What follows is a set of entries. Repeat them exactly, but not their pictures.

BEGIN Data lines

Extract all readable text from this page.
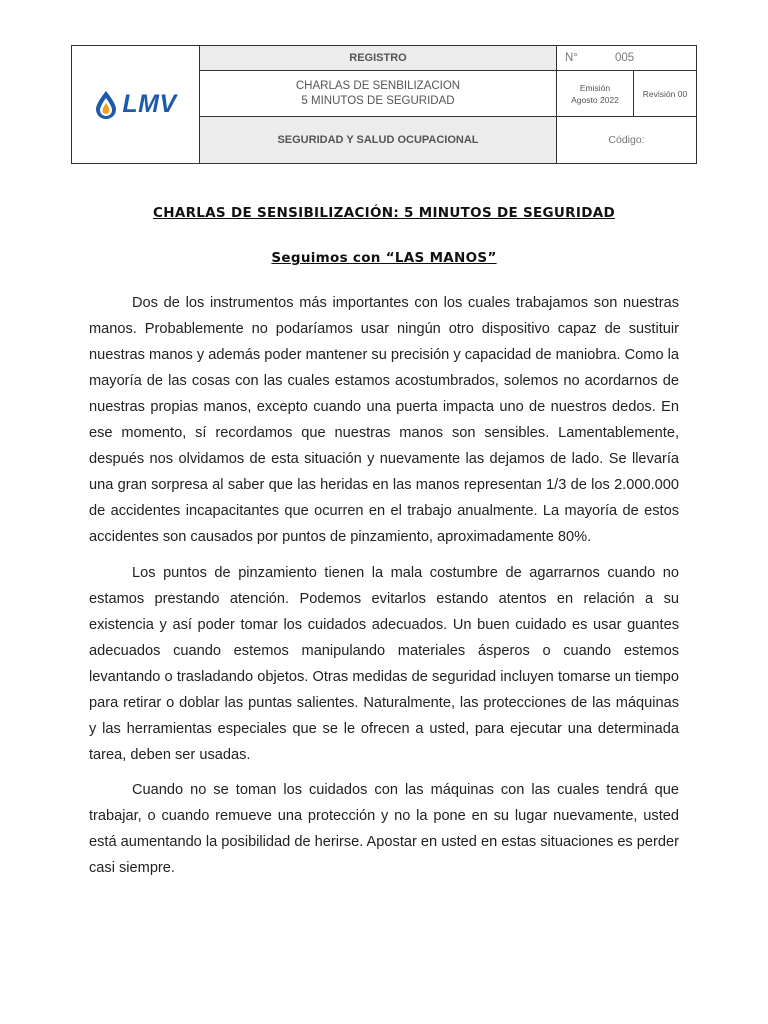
LMV
REGISTRO
CHARLAS DE SENBILIZACION
5 MINUTOS DE SEGURIDAD
SEGURIDAD Y SALUD OCUPACIONAL
N°	005
Emisión
Agosto 2022
Revisión 00
Código:
CHARLAS DE SENSIBILIZACIÓN: 5 MINUTOS DE SEGURIDAD
Seguimos con “LAS MANOS”

Dos de los instrumentos más importantes con los cuales trabajamos son nuestras manos. Probablemente no podaríamos usar ningún otro dispositivo capaz de sustituir nuestras manos y además poder mantener su precisión y capacidad de maniobra. Como la mayoría de las cosas con las cuales estamos acostumbrados, solemos no acordarnos de nuestras propias manos, excepto cuando una puerta impacta uno de nuestros dedos. En ese momento, sí recordamos que nuestras manos son sensibles. Lamentablemente, después nos olvidamos de esta situación y nuevamente las dejamos de lado. Se llevaría una gran sorpresa al saber que las heridas en las manos representan 1/3 de los 2.000.000 de accidentes incapacitantes que ocurren en el trabajo anualmente. La mayoría de estos accidentes son causados por puntos de pinzamiento, aproximadamente 80%.

Los puntos de pinzamiento tienen la mala costumbre de agarrarnos cuando no estamos prestando atención. Podemos evitarlos estando atentos en relación a su existencia y así poder tomar los cuidados adecuados. Un buen cuidado es usar guantes adecuados cuando estemos manipulando materiales ásperos o cuando estemos levantando o trasladando objetos. Otras medidas de seguridad incluyen tomarse un tiempo para retirar o doblar las puntas salientes. Naturalmente, las protecciones de las máquinas y las herramientas especiales que se le ofrecen a usted, para ejecutar una determinada tarea, deben ser usadas.

Cuando no se toman los cuidados con las máquinas con las cuales tendrá que trabajar, o cuando remueve una protección y no la pone en su lugar nuevamente, usted está aumentando la posibilidad de herirse. Apostar en usted en estas situaciones es perder casi siempre.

END Data lines

# Written solution
Extract all readable text from this page.
LMV
REGISTRO
CHARLAS DE SENBILIZACION
5 MINUTOS DE SEGURIDAD
SEGURIDAD Y SALUD OCUPACIONAL
N°	005
Emisión
Agosto 2022
Revisión 00
Código:
CHARLAS DE SENSIBILIZACIÓN: 5 MINUTOS DE SEGURIDAD
Seguimos con “LAS MANOS”

Dos de los instrumentos más importantes con los cuales trabajamos son nuestras manos. Probablemente no podaríamos usar ningún otro dispositivo capaz de sustituir nuestras manos y además poder mantener su precisión y capacidad de maniobra. Como la mayoría de las cosas con las cuales estamos acostumbrados, solemos no acordarnos de nuestras propias manos, excepto cuando una puerta impacta uno de nuestros dedos. En ese momento, sí recordamos que nuestras manos son sensibles. Lamentablemente, después nos olvidamos de esta situación y nuevamente las dejamos de lado. Se llevaría una gran sorpresa al saber que las heridas en las manos representan 1/3 de los 2.000.000 de accidentes incapacitantes que ocurren en el trabajo anualmente. La mayoría de estos accidentes son causados por puntos de pinzamiento, aproximadamente 80%.

Los puntos de pinzamiento tienen la mala costumbre de agarrarnos cuando no estamos prestando atención. Podemos evitarlos estando atentos en relación a su existencia y así poder tomar los cuidados adecuados. Un buen cuidado es usar guantes adecuados cuando estemos manipulando materiales ásperos o cuando estemos levantando o trasladando objetos. Otras medidas de seguridad incluyen tomarse un tiempo para retirar o doblar las puntas salientes. Naturalmente, las protecciones de las máquinas y las herramientas especiales que se le ofrecen a usted, para ejecutar una determinada tarea, deben ser usadas.

Cuando no se toman los cuidados con las máquinas con las cuales tendrá que trabajar, o cuando remueve una protección y no la pone en su lugar nuevamente, usted está aumentando la posibilidad de herirse. Apostar en usted en estas situaciones es perder casi siempre.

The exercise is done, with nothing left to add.